• [Brief] From the entries below, count every line that contains the word "クローザーヒンジ". Please give the number and nothing else.

Stored records
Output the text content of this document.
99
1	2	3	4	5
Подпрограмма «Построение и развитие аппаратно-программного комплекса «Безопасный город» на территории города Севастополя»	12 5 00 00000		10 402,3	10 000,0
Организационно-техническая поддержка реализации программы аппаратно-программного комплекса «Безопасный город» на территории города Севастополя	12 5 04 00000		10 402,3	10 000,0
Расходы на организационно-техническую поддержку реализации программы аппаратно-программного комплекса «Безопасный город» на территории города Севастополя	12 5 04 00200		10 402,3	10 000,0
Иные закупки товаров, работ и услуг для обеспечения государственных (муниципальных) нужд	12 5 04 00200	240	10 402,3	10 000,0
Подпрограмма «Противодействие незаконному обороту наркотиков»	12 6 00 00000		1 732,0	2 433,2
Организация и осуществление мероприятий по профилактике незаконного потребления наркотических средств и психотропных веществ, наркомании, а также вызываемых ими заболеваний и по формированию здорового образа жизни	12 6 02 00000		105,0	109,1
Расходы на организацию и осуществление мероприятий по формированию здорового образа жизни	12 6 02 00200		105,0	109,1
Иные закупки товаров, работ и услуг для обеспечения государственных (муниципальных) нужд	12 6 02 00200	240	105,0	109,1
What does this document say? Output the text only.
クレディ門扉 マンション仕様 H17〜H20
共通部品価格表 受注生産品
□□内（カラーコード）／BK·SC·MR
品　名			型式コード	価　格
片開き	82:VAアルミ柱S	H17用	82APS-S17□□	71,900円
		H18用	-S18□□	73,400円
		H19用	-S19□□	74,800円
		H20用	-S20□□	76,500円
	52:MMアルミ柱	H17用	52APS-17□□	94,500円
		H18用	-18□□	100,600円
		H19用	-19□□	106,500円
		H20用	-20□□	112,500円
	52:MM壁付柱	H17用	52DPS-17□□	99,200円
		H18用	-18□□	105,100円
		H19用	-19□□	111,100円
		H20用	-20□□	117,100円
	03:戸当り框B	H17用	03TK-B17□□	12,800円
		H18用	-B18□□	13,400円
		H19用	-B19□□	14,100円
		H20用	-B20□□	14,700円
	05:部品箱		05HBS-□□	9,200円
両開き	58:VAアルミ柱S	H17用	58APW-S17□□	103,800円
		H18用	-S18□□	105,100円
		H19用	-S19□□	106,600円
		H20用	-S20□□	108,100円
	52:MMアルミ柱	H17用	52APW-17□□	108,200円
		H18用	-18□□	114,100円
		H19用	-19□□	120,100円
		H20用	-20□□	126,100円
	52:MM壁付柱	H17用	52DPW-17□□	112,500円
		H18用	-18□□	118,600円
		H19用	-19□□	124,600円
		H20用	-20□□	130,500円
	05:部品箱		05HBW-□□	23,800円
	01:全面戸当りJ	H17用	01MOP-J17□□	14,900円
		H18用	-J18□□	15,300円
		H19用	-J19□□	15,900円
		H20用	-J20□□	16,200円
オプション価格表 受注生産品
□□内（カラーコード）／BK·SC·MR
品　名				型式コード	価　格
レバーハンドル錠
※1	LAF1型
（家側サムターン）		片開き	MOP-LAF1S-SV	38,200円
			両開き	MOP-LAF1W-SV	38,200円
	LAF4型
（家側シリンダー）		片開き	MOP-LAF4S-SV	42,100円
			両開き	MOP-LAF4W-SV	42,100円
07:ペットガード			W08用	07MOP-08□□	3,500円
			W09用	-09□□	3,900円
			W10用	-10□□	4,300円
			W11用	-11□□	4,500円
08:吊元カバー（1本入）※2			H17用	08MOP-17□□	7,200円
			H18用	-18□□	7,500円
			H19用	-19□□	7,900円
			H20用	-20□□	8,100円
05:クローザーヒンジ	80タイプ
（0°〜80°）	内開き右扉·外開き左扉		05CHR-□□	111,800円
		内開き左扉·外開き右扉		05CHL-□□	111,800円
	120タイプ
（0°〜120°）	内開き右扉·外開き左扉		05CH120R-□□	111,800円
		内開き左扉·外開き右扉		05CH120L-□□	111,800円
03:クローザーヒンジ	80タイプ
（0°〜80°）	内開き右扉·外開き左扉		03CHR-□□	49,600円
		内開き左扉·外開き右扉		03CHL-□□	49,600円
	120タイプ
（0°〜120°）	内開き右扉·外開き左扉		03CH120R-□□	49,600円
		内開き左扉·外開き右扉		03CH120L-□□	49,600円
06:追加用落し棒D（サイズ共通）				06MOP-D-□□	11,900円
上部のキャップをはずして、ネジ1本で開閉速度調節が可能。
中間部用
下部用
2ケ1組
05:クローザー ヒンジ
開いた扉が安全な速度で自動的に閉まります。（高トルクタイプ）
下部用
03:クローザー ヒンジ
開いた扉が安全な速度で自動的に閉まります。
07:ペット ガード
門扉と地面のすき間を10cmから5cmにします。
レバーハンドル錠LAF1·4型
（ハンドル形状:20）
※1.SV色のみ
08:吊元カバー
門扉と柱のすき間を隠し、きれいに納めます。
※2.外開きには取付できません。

• [Solution below] 2